TEXT SHOWN -
_ _ _ _

#ClimateEmergency: Becoming Wise and Finding Our Place in the Great Web of Life.

Photo by Markus Spiske on Unsplash

Just after the global #climatestrike and just before the United Nations Climate Action Summit, I preached the second in a series of sermons called, “Cooperation Not Exploitation: Finding Our Place in the Great Web of Life.” All meditations drawn from the creation poetry of Psalm 104, this sermon focused the ways God’s animal kin-dom can teach us as human beings to become wise again, embrace natural climate solutions, and become participants in nature rather than exploiters of nature. The sermon began with a reading of the scripture texts while this video played in the background giving visual texture to the way the psalm imagines a human presence in and among the creatures of God’s animal kin-dom.

“Make Us Sapiens Again”

Second in the Series, “Cooperation not Exploitation:

Finding Ourselves in the Great Web of Life”

Psalm 104.24, 10-12, 17-22; Luke 12.24a

1. Homo sapiens: on losing our vocation

We have a name for ourselves: Homo sapiens. “Homo” means “man” in the old language, “human being” in the new. And “sapiens” means “wise.” Together, “homo sapiens” means “wise human being.” The question is, are we?

Never before has a species, so new to the earth, caused such disequilibrium. Never before has a single species altered the earth so greatly. Never before has a single species held so much power.

With that great power comes great responsibility.

The biblical tradition teaches that homo sapiens have a vital role to play; humans are wise when we live as guardians and stewards of the earth. God has given us great power, but we have used that great power to exploit the earth. Today, there is an uprising of younger homo sapiens telling us that “Our house is on fire.” They are young, but there are signs that they are sapiens: they are calling us to love, protect, and restore nature for the common good. They are part of the planet’s auto-immune system, agents of healing—and their vision is contagious.

Is it enough? Or is it too late?

2. The gift of wild things: on rediscovering a participatory presence

Here’s the farmer-poet, Wendell Berry:

When despair for the world grows in me

and I wake in the night at the least sound

in fear of what my life and my children’s lives may be,

I go and lie down where the wood drake

rests in his beauty on the water, and the great heron feeds.

I come into the peace of wild things

who do not tax their lives with forethought

of grief. I come into the presence of still water.

And I feel above me the day-blind stars

waiting with their light. For a time

I rest in the grace of the world, and am free.

I come into the peace of wild things. I come into the presence of still water. I rest in the grace of the world.

Can the world, can water, can wild things teach us humans how to become sapiens again? Can the world, water, and wild things lead us into the recovery of our vocation as guardians and stewards? Can the world, water, and wild things coach us in the ways of cooperation and participation rather than exploitation? Can the world, water, and wild things awaken us to a more benevolent way of life on the earth?

_ _ _ _

GIVEN INSTRUCTION - In the sermon, what does the word "sapiens" mean? The listing isn't needed for this.

MATERIAL PROVIDED -
_ _ _ _

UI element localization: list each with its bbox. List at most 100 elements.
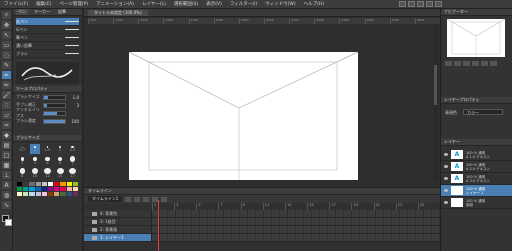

_ _ _ _

RESULT OF THE EXERCISE - "Wise."